▶ **SOURCE MATERIAL**:

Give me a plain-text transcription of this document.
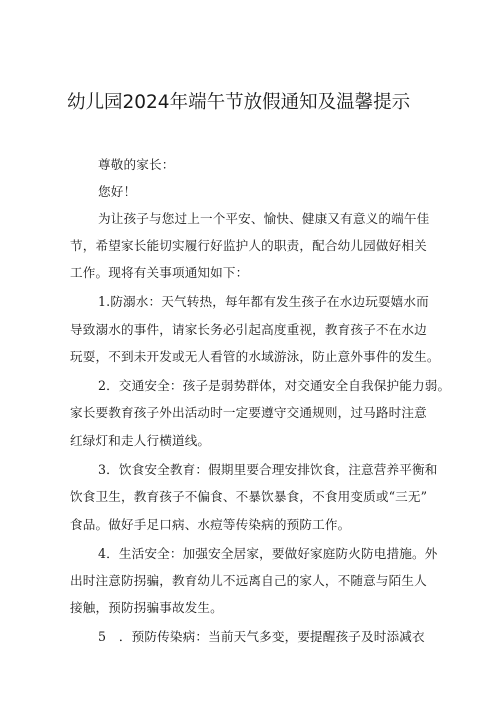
幼儿园2024年端午节放假通知及温馨提示
尊敬的家长：
您好！
为让孩子与您过上一个平安、愉快、健康又有意义的端午佳
节，希望家长能切实履行好监护人的职责，配合幼儿园做好相关
工作。现将有关事项通知如下：
1.防溺水：天气转热，每年都有发生孩子在水边玩耍嬉水而
导致溺水的事件，请家长务必引起高度重视，教育孩子不在水边
玩耍，不到未开发或无人看管的水域游泳，防止意外事件的发生。
2．交通安全：孩子是弱势群体，对交通安全自我保护能力弱。
家长要教育孩子外出活动时一定要遵守交通规则，过马路时注意
红绿灯和走人行横道线。
3．饮食安全教育：假期里要合理安排饮食，注意营养平衡和
饮食卫生，教育孩子不偏食、不暴饮暴食，不食用变质或“三无”
食品。做好手足口病、水痘等传染病的预防工作。
4．生活安全：加强安全居家，要做好家庭防火防电措施。外
出时注意防拐骗，教育幼儿不远离自己的家人，不随意与陌生人
接触，预防拐骗事故发生。
5　．预防传染病：当前天气多变，要提醒孩子及时添减衣
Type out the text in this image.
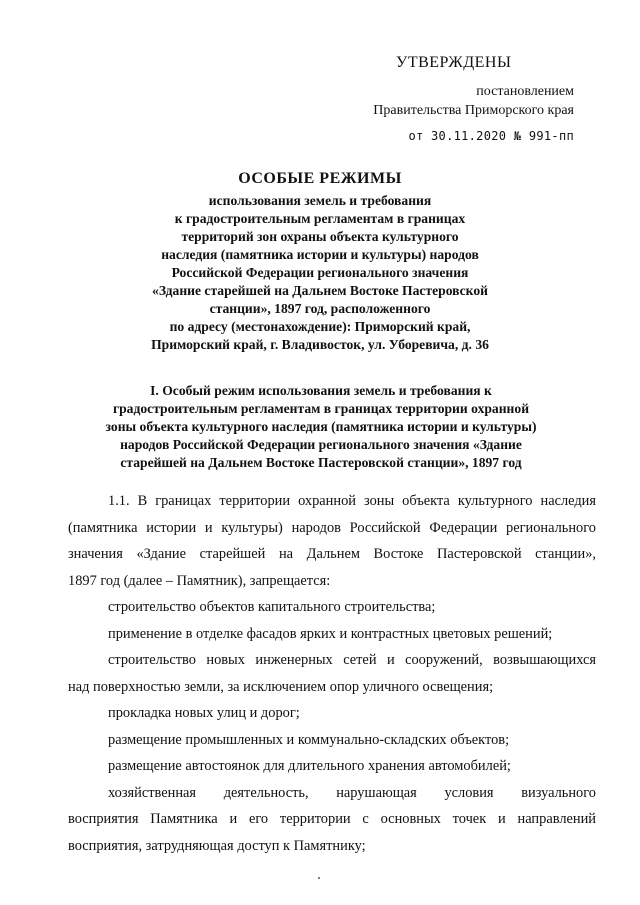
УТВЕРЖДЕНЫ
постановлением
Правительства Приморского края
от 30.11.2020 № 991-пп
ОСОБЫЕ РЕЖИМЫ
использования земель и требования
к градостроительным регламентам в границах
территорий зон охраны объекта культурного
наследия (памятника истории и культуры) народов
Российской Федерации регионального значения
«Здание старейшей на Дальнем Востоке Пастеровской
станции», 1897 год, расположенного
по адресу (местонахождение): Приморский край,
Приморский край, г. Владивосток, ул. Уборевича, д. 36
I. Особый режим использования земель и требования к
градостроительным регламентам в границах территории охранной
зоны объекта культурного наследия (памятника истории и культуры)
народов Российской Федерации регионального значения «Здание
старейшей на Дальнем Востоке Пастеровской станции», 1897 год

1.1. В границах территории охранной зоны объекта культурного наследия

(памятника истории и культуры) народов Российской Федерации регионального

значения «Здание старейшей на Дальнем Востоке Пастеровской станции»,

1897 год (далее – Памятник), запрещается:

строительство объектов капитального строительства;

применение в отделке фасадов ярких и контрастных цветовых решений;

строительство новых инженерных сетей и сооружений, возвышающихся

над поверхностью земли, за исключением опор уличного освещения;

прокладка новых улиц и дорог;

размещение промышленных и коммунально-складских объектов;

размещение автостоянок для длительного хранения автомобилей;

хозяйственная деятельность, нарушающая условия визуального

восприятия Памятника и его территории с основных точек и направлений

восприятия, затрудняющая доступ к Памятнику;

▶ **JOB**: Copy out all of the data word for word. Do not carry over any picture.

▶ **WRITTEN REPLY**:
Give me a plain-text transcription of this document.
幼儿园2024年端午节放假通知及温馨提示
尊敬的家长：
您好！
为让孩子与您过上一个平安、愉快、健康又有意义的端午佳
节，希望家长能切实履行好监护人的职责，配合幼儿园做好相关
工作。现将有关事项通知如下：
1.防溺水：天气转热，每年都有发生孩子在水边玩耍嬉水而
导致溺水的事件，请家长务必引起高度重视，教育孩子不在水边
玩耍，不到未开发或无人看管的水域游泳，防止意外事件的发生。
2．交通安全：孩子是弱势群体，对交通安全自我保护能力弱。
家长要教育孩子外出活动时一定要遵守交通规则，过马路时注意
红绿灯和走人行横道线。
3．饮食安全教育：假期里要合理安排饮食，注意营养平衡和
饮食卫生，教育孩子不偏食、不暴饮暴食，不食用变质或“三无”
食品。做好手足口病、水痘等传染病的预防工作。
4．生活安全：加强安全居家，要做好家庭防火防电措施。外
出时注意防拐骗，教育幼儿不远离自己的家人，不随意与陌生人
接触，预防拐骗事故发生。
5　．预防传染病：当前天气多变，要提醒孩子及时添减衣
Type out the text in this image.
УТВЕРЖДЕНЫ
постановлением
Правительства Приморского края
от 30.11.2020 № 991-пп
ОСОБЫЕ РЕЖИМЫ
использования земель и требования
к градостроительным регламентам в границах
территорий зон охраны объекта культурного
наследия (памятника истории и культуры) народов
Российской Федерации регионального значения
«Здание старейшей на Дальнем Востоке Пастеровской
станции», 1897 год, расположенного
по адресу (местонахождение): Приморский край,
Приморский край, г. Владивосток, ул. Уборевича, д. 36
I. Особый режим использования земель и требования к
градостроительным регламентам в границах территории охранной
зоны объекта культурного наследия (памятника истории и культуры)
народов Российской Федерации регионального значения «Здание
старейшей на Дальнем Востоке Пастеровской станции», 1897 год

1.1. В границах территории охранной зоны объекта культурного наследия

(памятника истории и культуры) народов Российской Федерации регионального

значения «Здание старейшей на Дальнем Востоке Пастеровской станции»,

1897 год (далее – Памятник), запрещается:

строительство объектов капитального строительства;

применение в отделке фасадов ярких и контрастных цветовых решений;

строительство новых инженерных сетей и сооружений, возвышающихся

над поверхностью земли, за исключением опор уличного освещения;

прокладка новых улиц и дорог;

размещение промышленных и коммунально-складских объектов;

размещение автостоянок для длительного хранения автомобилей;

хозяйственная деятельность, нарушающая условия визуального

восприятия Памятника и его территории с основных точек и направлений

восприятия, затрудняющая доступ к Памятнику;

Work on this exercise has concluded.